Copy out each line featuring the string "replies" from the entries beneath.

[start of DATASET EXCERPTS]

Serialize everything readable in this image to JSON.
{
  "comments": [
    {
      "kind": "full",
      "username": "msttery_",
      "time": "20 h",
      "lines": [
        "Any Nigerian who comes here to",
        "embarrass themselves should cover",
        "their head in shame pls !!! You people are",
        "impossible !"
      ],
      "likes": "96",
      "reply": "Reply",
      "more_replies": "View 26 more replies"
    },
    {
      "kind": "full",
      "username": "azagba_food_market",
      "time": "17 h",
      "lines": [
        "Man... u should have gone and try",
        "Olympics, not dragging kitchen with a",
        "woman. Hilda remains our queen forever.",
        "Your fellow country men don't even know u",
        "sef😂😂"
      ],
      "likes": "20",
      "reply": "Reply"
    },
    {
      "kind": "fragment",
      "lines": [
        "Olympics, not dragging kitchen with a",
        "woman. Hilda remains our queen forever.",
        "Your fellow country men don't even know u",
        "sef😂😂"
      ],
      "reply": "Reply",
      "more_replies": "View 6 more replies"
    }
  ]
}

[end of DATASET EXCERPTS]

§ RESULT FOR THIS EXERCISE:
      "more_replies": "View 26 more replies"
      "more_replies": "View 6 more replies"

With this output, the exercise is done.